**The request**
Locate each line below that includes "ρόλος" and reproduce it.
:: Records to process ::
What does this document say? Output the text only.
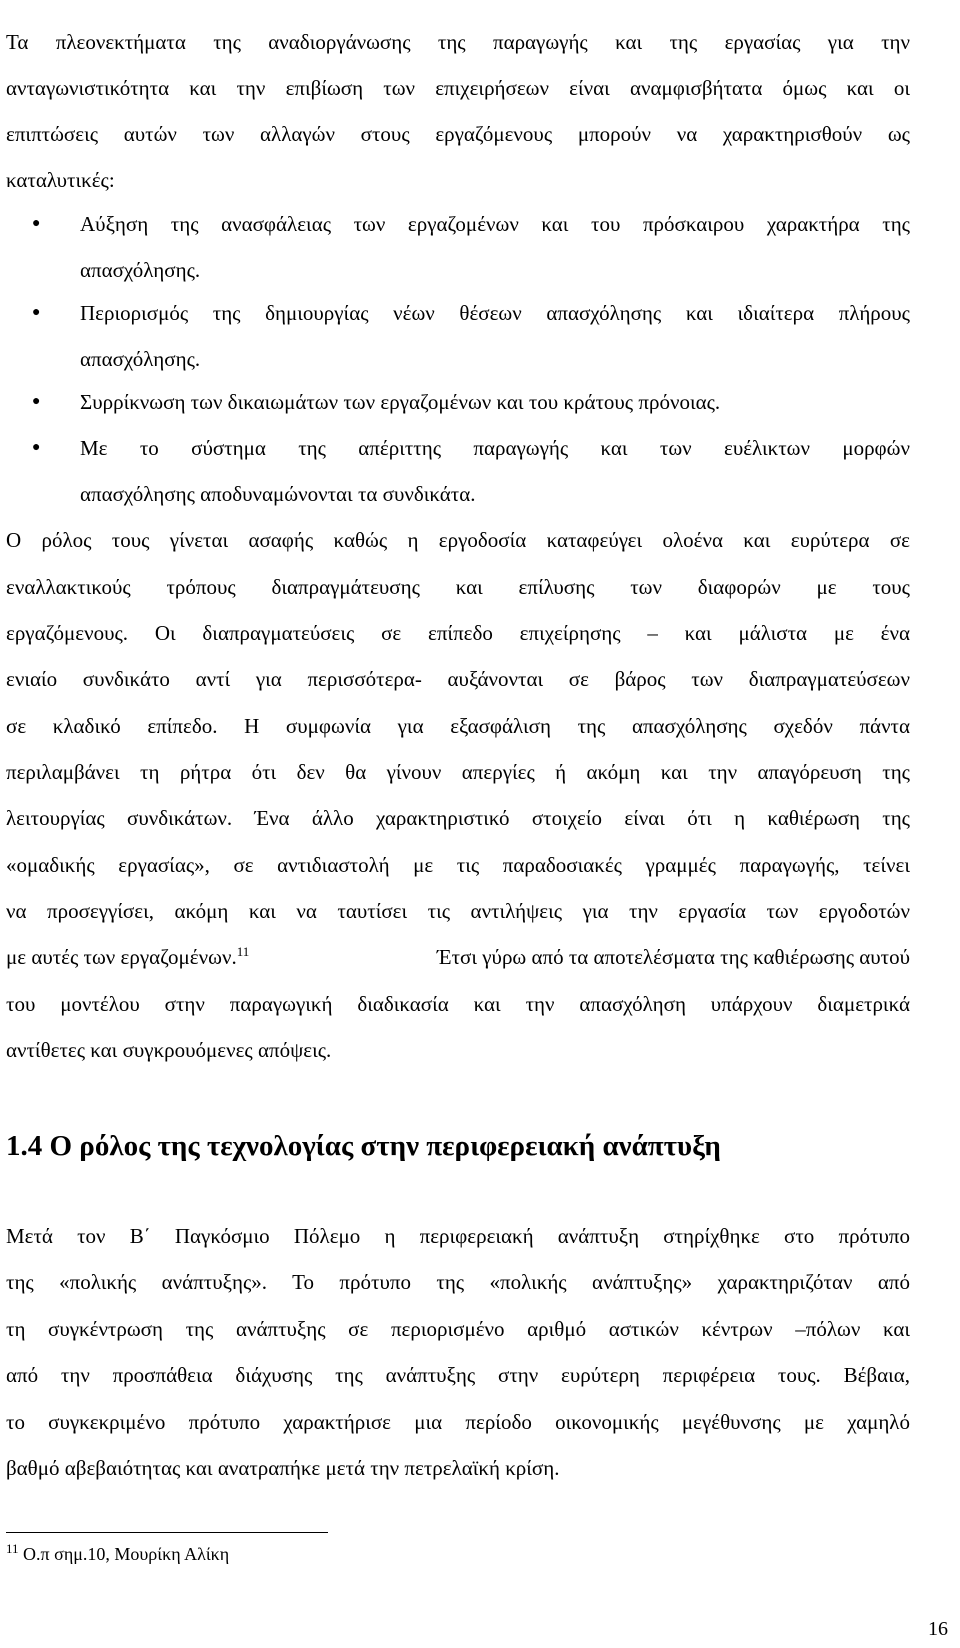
Τα πλεονεκτήματα της αναδιοργάνωσης της παραγωγής και της εργασίας για την

ανταγωνιστικότητα και την επιβίωση των επιχειρήσεων είναι αναμφισβήτατα όμως και οι

επιπτώσεις αυτών των αλλαγών στους εργαζόμενους μπορούν να χαρακτηρισθούν ως

καταλυτικές:

● Αύξηση της ανασφάλειας των εργαζομένων και του πρόσκαιρου χαρακτήρα της

απασχόλησης.

● Περιορισμός της δημιουργίας νέων θέσεων απασχόλησης και ιδιαίτερα πλήρους

απασχόλησης.

● Συρρίκνωση των δικαιωμάτων των εργαζομένων και του κράτους πρόνοιας.

● Με το σύστημα της απέριττης παραγωγής και των ευέλικτων μορφών

απασχόλησης αποδυναμώνονται τα συνδικάτα.

Ο ρόλος τους γίνεται ασαφής καθώς η εργοδοσία καταφεύγει ολοένα και ευρύτερα σε

εναλλακτικούς τρόπους διαπραγμάτευσης και επίλυσης των διαφορών με τους

εργαζόμενους. Οι διαπραγματεύσεις σε επίπεδο επιχείρησης – και μάλιστα με ένα

ενιαίο συνδικάτο αντί για περισσότερα- αυξάνονται σε βάρος των διαπραγματεύσεων

σε κλαδικό επίπεδο. Η συμφωνία για εξασφάλιση της απασχόλησης σχεδόν πάντα

περιλαμβάνει τη ρήτρα ότι δεν θα γίνουν απεργίες ή ακόμη και την απαγόρευση της

λειτουργίας συνδικάτων. Ένα άλλο χαρακτηριστικό στοιχείο είναι ότι η καθιέρωση της

«ομαδικής εργασίας», σε αντιδιαστολή με τις παραδοσιακές γραμμές παραγωγής, τείνει

να προσεγγίσει, ακόμη και να ταυτίσει τις αντιλήψεις για την εργασία των εργοδοτών

με αυτές των εργαζομένων.$^{11}$	Έτσι γύρω από τα αποτελέσματα της καθιέρωσης αυτού

του μοντέλου στην παραγωγική διαδικασία και την απασχόληση υπάρχουν διαμετρικά

αντίθετες και συγκρουόμενες απόψεις.

1.4 Ο ρόλος της τεχνολογίας στην περιφερειακή ανάπτυξη

Μετά τον Β΄ Παγκόσμιο Πόλεμο η περιφερειακή ανάπτυξη στηρίχθηκε στο πρότυπο

της «πολικής ανάπτυξης». Το πρότυπο της «πολικής ανάπτυξης» χαρακτηριζόταν από

τη συγκέντρωση της ανάπτυξης σε περιορισμένο αριθμό αστικών κέντρων –πόλων και

από την προσπάθεια διάχυσης της ανάπτυξης στην ευρύτερη περιφέρεια τους. Βέβαια,

το συγκεκριμένο πρότυπο χαρακτήρισε μια περίοδο οικονομικής μεγέθυνσης με χαμηλό

βαθμό αβεβαιότητας και ανατραπήκε μετά την πετρελαϊκή κρίση.

$^{11}$ Ο.π σημ.10, Μουρίκη Αλίκη
16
:::
**Solution to the problem**
Ο ρόλος τους γίνεται ασαφής καθώς η εργοδοσία καταφεύγει ολοένα και ευρύτερα σε
1.4 Ο ρόλος της τεχνολογίας στην περιφερειακή ανάπτυξη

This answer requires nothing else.